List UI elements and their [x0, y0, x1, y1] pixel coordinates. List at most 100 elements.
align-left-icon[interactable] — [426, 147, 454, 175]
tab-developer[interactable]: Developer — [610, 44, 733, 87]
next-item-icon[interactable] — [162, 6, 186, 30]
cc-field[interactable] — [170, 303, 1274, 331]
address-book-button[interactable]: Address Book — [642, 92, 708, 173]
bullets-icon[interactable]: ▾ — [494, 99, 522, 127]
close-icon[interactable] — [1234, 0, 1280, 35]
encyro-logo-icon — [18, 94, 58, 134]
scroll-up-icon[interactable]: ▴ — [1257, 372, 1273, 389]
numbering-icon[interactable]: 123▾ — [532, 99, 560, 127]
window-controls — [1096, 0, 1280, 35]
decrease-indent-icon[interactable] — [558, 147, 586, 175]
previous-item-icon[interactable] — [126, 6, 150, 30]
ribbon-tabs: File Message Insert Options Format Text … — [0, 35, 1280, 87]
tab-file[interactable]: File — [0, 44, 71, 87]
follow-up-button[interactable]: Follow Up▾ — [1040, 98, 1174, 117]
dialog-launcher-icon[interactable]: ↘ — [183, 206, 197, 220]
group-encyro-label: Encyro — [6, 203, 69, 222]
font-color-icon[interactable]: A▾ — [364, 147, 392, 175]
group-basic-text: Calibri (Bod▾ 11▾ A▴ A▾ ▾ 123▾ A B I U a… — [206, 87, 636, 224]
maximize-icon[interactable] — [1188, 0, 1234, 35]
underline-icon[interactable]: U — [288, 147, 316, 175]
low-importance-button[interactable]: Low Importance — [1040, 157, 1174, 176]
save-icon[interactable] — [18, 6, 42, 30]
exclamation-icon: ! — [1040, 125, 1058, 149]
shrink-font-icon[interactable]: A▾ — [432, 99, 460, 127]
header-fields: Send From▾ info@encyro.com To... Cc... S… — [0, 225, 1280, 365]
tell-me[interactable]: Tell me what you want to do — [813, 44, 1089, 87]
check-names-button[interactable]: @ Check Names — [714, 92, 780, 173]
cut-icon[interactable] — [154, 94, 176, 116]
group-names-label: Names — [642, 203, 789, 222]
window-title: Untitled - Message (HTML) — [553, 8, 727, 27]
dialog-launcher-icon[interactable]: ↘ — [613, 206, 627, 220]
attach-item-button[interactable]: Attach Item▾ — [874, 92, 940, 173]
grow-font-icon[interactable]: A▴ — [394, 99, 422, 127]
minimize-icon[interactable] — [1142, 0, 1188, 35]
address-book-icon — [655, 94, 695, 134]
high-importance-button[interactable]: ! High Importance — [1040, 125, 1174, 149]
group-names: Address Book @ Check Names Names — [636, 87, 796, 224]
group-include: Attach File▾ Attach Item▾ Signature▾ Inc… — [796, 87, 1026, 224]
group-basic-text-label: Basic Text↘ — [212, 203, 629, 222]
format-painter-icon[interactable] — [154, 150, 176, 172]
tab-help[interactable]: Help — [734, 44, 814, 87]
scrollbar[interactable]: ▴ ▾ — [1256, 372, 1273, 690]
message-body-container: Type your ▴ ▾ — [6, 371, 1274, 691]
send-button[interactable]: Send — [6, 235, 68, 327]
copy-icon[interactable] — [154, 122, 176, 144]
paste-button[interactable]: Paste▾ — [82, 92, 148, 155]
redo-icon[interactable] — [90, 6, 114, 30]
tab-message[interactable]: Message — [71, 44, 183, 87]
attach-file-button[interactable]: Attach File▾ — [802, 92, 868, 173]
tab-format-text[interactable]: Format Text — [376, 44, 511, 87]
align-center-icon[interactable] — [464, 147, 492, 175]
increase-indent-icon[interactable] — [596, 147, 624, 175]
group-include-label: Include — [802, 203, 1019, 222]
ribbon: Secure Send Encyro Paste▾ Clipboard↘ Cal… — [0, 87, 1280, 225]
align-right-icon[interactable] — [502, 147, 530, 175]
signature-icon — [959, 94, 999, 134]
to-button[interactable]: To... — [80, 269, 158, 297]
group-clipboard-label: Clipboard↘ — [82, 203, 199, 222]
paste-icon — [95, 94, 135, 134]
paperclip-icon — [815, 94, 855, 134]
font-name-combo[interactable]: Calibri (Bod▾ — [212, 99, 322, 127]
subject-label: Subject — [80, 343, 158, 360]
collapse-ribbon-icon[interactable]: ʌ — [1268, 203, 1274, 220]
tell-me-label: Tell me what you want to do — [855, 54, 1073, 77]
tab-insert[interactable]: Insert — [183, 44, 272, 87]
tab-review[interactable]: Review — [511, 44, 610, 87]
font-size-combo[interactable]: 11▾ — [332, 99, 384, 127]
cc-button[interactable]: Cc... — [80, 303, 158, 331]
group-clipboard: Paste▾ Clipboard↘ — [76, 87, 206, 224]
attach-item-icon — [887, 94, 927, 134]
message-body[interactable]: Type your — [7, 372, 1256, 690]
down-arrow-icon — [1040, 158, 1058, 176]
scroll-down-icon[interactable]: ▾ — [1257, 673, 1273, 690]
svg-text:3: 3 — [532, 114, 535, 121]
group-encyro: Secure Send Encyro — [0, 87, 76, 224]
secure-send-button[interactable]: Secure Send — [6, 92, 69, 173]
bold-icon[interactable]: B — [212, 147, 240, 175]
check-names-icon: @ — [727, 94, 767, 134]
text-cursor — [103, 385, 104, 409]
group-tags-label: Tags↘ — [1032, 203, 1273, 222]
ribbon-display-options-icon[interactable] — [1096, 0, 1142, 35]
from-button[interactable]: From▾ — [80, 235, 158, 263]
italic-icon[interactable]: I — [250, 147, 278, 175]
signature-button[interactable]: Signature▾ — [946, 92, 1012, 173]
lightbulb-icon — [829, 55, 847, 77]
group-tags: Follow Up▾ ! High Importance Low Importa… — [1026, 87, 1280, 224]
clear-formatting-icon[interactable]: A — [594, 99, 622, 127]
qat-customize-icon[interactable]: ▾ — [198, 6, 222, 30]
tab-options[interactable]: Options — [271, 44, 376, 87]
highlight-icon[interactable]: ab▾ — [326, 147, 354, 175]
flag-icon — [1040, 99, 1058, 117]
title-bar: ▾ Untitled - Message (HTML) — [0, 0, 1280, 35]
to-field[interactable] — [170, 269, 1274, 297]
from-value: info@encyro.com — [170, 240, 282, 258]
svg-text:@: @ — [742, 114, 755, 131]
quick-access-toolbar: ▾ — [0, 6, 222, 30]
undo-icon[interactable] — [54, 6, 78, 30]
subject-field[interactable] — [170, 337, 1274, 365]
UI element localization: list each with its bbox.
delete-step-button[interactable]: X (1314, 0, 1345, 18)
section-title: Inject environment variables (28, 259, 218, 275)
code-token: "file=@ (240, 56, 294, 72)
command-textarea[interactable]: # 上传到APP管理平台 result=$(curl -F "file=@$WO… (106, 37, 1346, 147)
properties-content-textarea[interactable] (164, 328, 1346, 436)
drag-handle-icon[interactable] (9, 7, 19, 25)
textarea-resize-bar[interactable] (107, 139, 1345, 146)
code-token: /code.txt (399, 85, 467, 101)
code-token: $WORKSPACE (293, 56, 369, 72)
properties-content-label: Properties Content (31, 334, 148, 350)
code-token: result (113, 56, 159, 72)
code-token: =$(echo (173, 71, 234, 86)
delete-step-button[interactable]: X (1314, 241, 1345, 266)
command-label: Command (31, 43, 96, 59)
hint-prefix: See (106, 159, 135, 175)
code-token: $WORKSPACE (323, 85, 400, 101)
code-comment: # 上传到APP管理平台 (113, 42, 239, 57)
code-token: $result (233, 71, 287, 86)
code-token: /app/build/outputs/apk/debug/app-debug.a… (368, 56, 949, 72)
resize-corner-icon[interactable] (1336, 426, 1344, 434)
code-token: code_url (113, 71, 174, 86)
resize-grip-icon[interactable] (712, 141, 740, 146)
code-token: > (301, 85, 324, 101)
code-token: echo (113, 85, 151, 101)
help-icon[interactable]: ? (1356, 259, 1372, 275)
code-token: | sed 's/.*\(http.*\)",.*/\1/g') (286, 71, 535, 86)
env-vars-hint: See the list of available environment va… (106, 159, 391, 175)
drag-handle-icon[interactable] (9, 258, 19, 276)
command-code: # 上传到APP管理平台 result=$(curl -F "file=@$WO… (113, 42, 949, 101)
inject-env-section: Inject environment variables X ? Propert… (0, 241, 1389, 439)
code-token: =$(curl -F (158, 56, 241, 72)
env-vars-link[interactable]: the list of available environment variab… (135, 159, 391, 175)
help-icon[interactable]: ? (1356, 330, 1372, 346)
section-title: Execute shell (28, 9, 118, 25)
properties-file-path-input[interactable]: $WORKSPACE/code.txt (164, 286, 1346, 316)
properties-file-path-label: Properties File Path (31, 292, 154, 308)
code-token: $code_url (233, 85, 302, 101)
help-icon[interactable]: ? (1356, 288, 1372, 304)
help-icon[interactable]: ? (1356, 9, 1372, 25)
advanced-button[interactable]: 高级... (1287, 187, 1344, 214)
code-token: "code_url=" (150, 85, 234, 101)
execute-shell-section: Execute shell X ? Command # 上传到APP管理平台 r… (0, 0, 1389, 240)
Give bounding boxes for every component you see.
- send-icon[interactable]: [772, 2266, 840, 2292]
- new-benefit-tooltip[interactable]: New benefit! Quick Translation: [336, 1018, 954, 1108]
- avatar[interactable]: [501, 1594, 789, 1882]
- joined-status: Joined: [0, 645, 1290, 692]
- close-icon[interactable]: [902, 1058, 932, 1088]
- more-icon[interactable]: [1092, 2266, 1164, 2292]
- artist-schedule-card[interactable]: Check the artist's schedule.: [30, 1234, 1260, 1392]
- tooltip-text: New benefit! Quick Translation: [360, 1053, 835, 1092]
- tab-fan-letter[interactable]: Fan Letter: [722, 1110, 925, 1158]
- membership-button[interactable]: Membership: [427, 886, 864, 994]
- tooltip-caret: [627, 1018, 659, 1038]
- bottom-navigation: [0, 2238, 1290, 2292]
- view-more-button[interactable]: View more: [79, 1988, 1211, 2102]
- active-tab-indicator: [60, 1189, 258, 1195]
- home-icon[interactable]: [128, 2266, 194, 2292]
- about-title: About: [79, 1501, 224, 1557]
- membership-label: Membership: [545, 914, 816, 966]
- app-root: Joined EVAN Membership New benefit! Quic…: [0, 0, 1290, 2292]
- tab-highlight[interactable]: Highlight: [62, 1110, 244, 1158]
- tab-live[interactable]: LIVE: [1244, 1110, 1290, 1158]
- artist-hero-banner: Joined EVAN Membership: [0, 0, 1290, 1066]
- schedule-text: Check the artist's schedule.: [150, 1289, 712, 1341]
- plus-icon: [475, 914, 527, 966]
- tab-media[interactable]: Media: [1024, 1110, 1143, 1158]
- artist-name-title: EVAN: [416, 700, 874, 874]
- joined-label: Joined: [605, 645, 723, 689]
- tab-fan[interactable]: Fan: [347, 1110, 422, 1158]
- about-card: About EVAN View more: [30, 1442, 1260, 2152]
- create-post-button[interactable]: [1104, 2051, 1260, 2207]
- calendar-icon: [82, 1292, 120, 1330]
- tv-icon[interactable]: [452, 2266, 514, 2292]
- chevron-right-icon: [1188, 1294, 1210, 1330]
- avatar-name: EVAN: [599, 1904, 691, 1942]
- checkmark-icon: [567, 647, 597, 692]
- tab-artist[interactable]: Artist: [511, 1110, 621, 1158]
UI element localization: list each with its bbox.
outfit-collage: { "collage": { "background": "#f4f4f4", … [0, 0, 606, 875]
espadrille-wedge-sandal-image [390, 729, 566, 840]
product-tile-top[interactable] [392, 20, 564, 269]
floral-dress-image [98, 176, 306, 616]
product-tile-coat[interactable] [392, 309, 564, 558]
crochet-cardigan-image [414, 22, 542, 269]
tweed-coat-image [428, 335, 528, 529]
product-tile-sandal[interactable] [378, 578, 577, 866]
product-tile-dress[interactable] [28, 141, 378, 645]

__Do this__.
Format the records above, from their start through the line containing "follow-up-button[interactable]: Follow Up▾" (that line included), as a JSON list of strings, one string per line, leaving out any blank lines.

__The solution__.
[
  "List UI elements and their [x0, y0, x1, y1] pixel coordinates. List at most 100 elements.",
  "align-left-icon[interactable] — [426, 147, 454, 175]",
  "tab-developer[interactable]: Developer — [610, 44, 733, 87]",
  "next-item-icon[interactable] — [162, 6, 186, 30]",
  "cc-field[interactable] — [170, 303, 1274, 331]",
  "address-book-button[interactable]: Address Book — [642, 92, 708, 173]",
  "bullets-icon[interactable]: ▾ — [494, 99, 522, 127]",
  "close-icon[interactable] — [1234, 0, 1280, 35]",
  "encyro-logo-icon — [18, 94, 58, 134]",
  "scroll-up-icon[interactable]: ▴ — [1257, 372, 1273, 389]",
  "numbering-icon[interactable]: 123▾ — [532, 99, 560, 127]",
  "window-controls — [1096, 0, 1280, 35]",
  "decrease-indent-icon[interactable] — [558, 147, 586, 175]",
  "previous-item-icon[interactable] — [126, 6, 150, 30]",
  "ribbon-tabs: File Message Insert Options Format Text … — [0, 35, 1280, 87]",
  "tab-file[interactable]: File — [0, 44, 71, 87]",
  "follow-up-button[interactable]: Follow Up▾ — [1040, 98, 1174, 117]"
]